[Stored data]
- - -
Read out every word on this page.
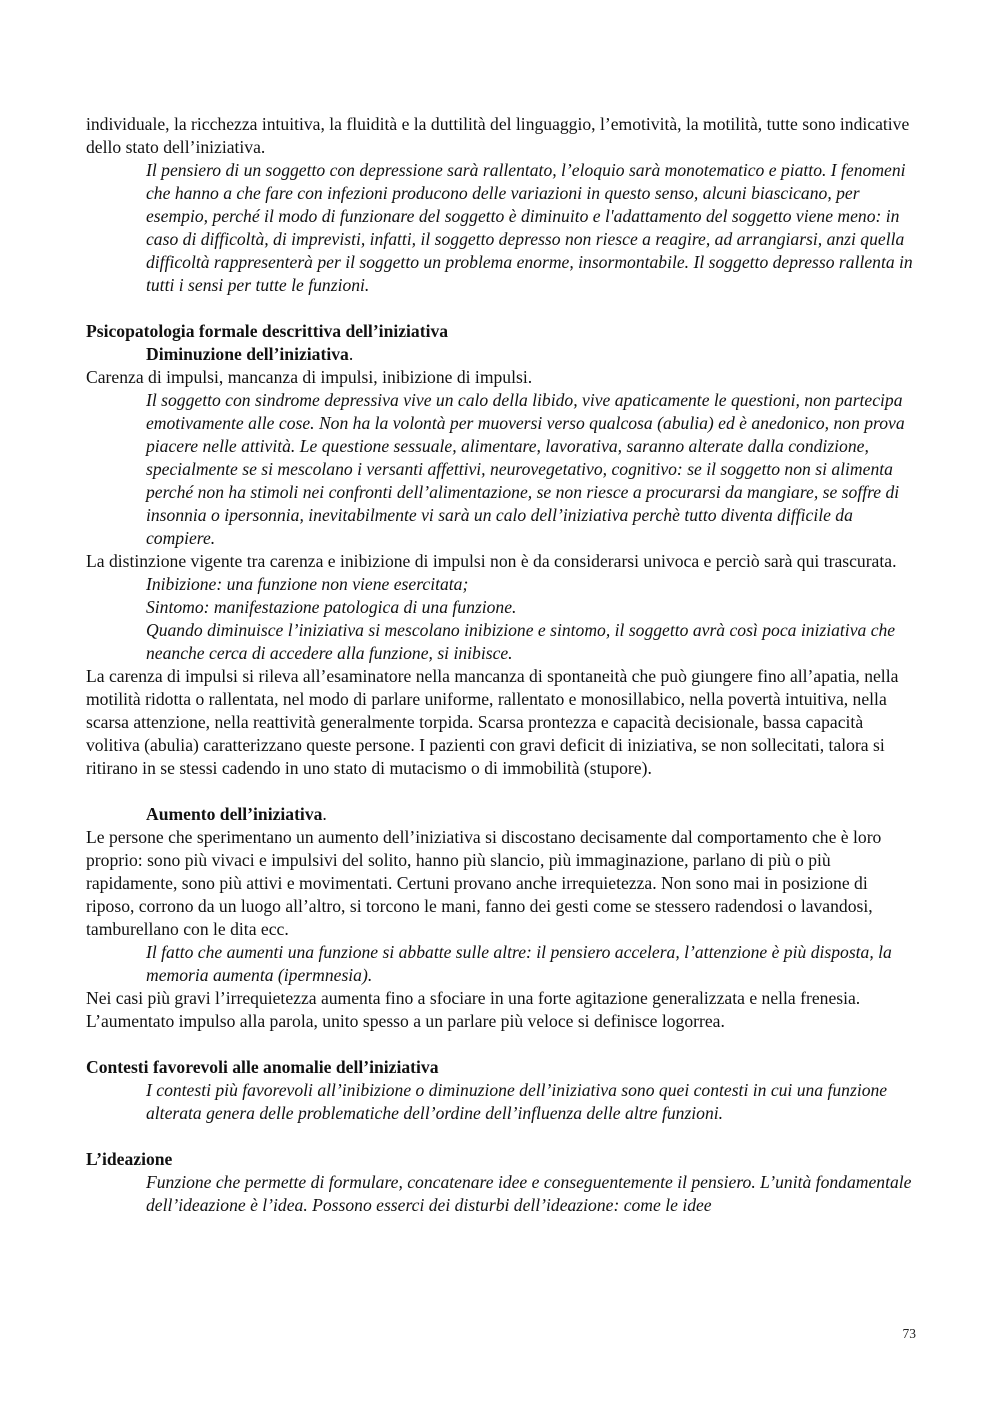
individuale, la ricchezza intuitiva, la fluidità e la duttilità del linguaggio, l’emotività, la motilità, tutte sono indicative dello stato dell’iniziativa.

Il pensiero di un soggetto con depressione sarà rallentato, l’eloquio sarà monotematico e piatto. I fenomeni che hanno a che fare con infezioni producono delle variazioni in questo senso, alcuni biascicano, per esempio, perché il modo di funzionare del soggetto è diminuito e l'adattamento del soggetto viene meno: in caso di difficoltà, di imprevisti, infatti, il soggetto depresso non riesce a reagire, ad arrangiarsi, anzi quella difficoltà rappresenterà per il soggetto un problema enorme, insormontabile. Il soggetto depresso rallenta in tutti i sensi per tutte le funzioni.

Psicopatologia formale descrittiva dell’iniziativa

Diminuzione dell’iniziativa.

Carenza di impulsi, mancanza di impulsi, inibizione di impulsi.

Il soggetto con sindrome depressiva vive un calo della libido, vive apaticamente le questioni, non partecipa emotivamente alle cose. Non ha la volontà per muoversi verso qualcosa (abulia) ed è anedonico, non prova piacere nelle attività. Le questione sessuale, alimentare, lavorativa, saranno alterate dalla condizione, specialmente se si mescolano i versanti affettivi, neurovegetativo, cognitivo: se il soggetto non si alimenta perché non ha stimoli nei confronti dell’alimentazione, se non riesce a procurarsi da mangiare, se soffre di insonnia o ipersonnia, inevitabilmente vi sarà un calo dell’iniziativa perchè tutto diventa difficile da compiere.

La distinzione vigente tra carenza e inibizione di impulsi non è da considerarsi univoca e perciò sarà qui trascurata.

Inibizione: una funzione non viene esercitata;

Sintomo: manifestazione patologica di una funzione.

Quando diminuisce l’iniziativa si mescolano inibizione e sintomo, il soggetto avrà così poca iniziativa che neanche cerca di accedere alla funzione, si inibisce.

La carenza di impulsi si rileva all’esaminatore nella mancanza di spontaneità che può giungere fino all’apatia, nella motilità ridotta o rallentata, nel modo di parlare uniforme, rallentato e monosillabico, nella povertà intuitiva, nella scarsa attenzione, nella reattività generalmente torpida. Scarsa prontezza e capacità decisionale, bassa capacità volitiva (abulia) caratterizzano queste persone. I pazienti con gravi deficit di iniziativa, se non sollecitati, talora si ritirano in se stessi cadendo in uno stato di mutacismo o di immobilità (stupore).

Aumento dell’iniziativa.

Le persone che sperimentano un aumento dell’iniziativa si discostano decisamente dal comportamento che è loro proprio: sono più vivaci e impulsivi del solito, hanno più slancio, più immaginazione, parlano di più o più rapidamente, sono più attivi e movimentati. Certuni provano anche irrequietezza. Non sono mai in posizione di riposo, corrono da un luogo all’altro, si torcono le mani, fanno dei gesti come se stessero radendosi o lavandosi, tamburellano con le dita ecc.

Il fatto che aumenti una funzione si abbatte sulle altre: il pensiero accelera, l’attenzione è più disposta, la memoria aumenta (ipermnesia).

Nei casi più gravi l’irrequietezza aumenta fino a sfociare in una forte agitazione generalizzata e nella frenesia. L’aumentato impulso alla parola, unito spesso a un parlare più veloce si definisce logorrea.

Contesti favorevoli alle anomalie dell’iniziativa

I contesti più favorevoli all’inibizione o diminuzione dell’iniziativa sono quei contesti in cui una funzione alterata genera delle problematiche dell’ordine dell’influenza delle altre funzioni.

L’ideazione

Funzione che permette di formulare, concatenare idee e conseguentemente il pensiero. L’unità fondamentale dell’ideazione è l’idea. Possono esserci dei disturbi dell’ideazione: come le idee

73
- - -
Your task is to set down the records shown above exactly, minus any pictures.

Result below:
Read out every word on this page.
individuale, la ricchezza intuitiva, la fluidità e la duttilità del linguaggio, l’emotività, la motilità, tutte sono indicative dello stato dell’iniziativa.

Il pensiero di un soggetto con depressione sarà rallentato, l’eloquio sarà monotematico e piatto. I fenomeni che hanno a che fare con infezioni producono delle variazioni in questo senso, alcuni biascicano, per esempio, perché il modo di funzionare del soggetto è diminuito e l'adattamento del soggetto viene meno: in caso di difficoltà, di imprevisti, infatti, il soggetto depresso non riesce a reagire, ad arrangiarsi, anzi quella difficoltà rappresenterà per il soggetto un problema enorme, insormontabile. Il soggetto depresso rallenta in tutti i sensi per tutte le funzioni.

Psicopatologia formale descrittiva dell’iniziativa

Diminuzione dell’iniziativa.

Carenza di impulsi, mancanza di impulsi, inibizione di impulsi.

Il soggetto con sindrome depressiva vive un calo della libido, vive apaticamente le questioni, non partecipa emotivamente alle cose. Non ha la volontà per muoversi verso qualcosa (abulia) ed è anedonico, non prova piacere nelle attività. Le questione sessuale, alimentare, lavorativa, saranno alterate dalla condizione, specialmente se si mescolano i versanti affettivi, neurovegetativo, cognitivo: se il soggetto non si alimenta perché non ha stimoli nei confronti dell’alimentazione, se non riesce a procurarsi da mangiare, se soffre di insonnia o ipersonnia, inevitabilmente vi sarà un calo dell’iniziativa perchè tutto diventa difficile da compiere.

La distinzione vigente tra carenza e inibizione di impulsi non è da considerarsi univoca e perciò sarà qui trascurata.

Inibizione: una funzione non viene esercitata;

Sintomo: manifestazione patologica di una funzione.

Quando diminuisce l’iniziativa si mescolano inibizione e sintomo, il soggetto avrà così poca iniziativa che neanche cerca di accedere alla funzione, si inibisce.

La carenza di impulsi si rileva all’esaminatore nella mancanza di spontaneità che può giungere fino all’apatia, nella motilità ridotta o rallentata, nel modo di parlare uniforme, rallentato e monosillabico, nella povertà intuitiva, nella scarsa attenzione, nella reattività generalmente torpida. Scarsa prontezza e capacità decisionale, bassa capacità volitiva (abulia) caratterizzano queste persone. I pazienti con gravi deficit di iniziativa, se non sollecitati, talora si ritirano in se stessi cadendo in uno stato di mutacismo o di immobilità (stupore).

Aumento dell’iniziativa.

Le persone che sperimentano un aumento dell’iniziativa si discostano decisamente dal comportamento che è loro proprio: sono più vivaci e impulsivi del solito, hanno più slancio, più immaginazione, parlano di più o più rapidamente, sono più attivi e movimentati. Certuni provano anche irrequietezza. Non sono mai in posizione di riposo, corrono da un luogo all’altro, si torcono le mani, fanno dei gesti come se stessero radendosi o lavandosi, tamburellano con le dita ecc.

Il fatto che aumenti una funzione si abbatte sulle altre: il pensiero accelera, l’attenzione è più disposta, la memoria aumenta (ipermnesia).

Nei casi più gravi l’irrequietezza aumenta fino a sfociare in una forte agitazione generalizzata e nella frenesia. L’aumentato impulso alla parola, unito spesso a un parlare più veloce si definisce logorrea.

Contesti favorevoli alle anomalie dell’iniziativa

I contesti più favorevoli all’inibizione o diminuzione dell’iniziativa sono quei contesti in cui una funzione alterata genera delle problematiche dell’ordine dell’influenza delle altre funzioni.

L’ideazione

Funzione che permette di formulare, concatenare idee e conseguentemente il pensiero. L’unità fondamentale dell’ideazione è l’idea. Possono esserci dei disturbi dell’ideazione: come le idee

73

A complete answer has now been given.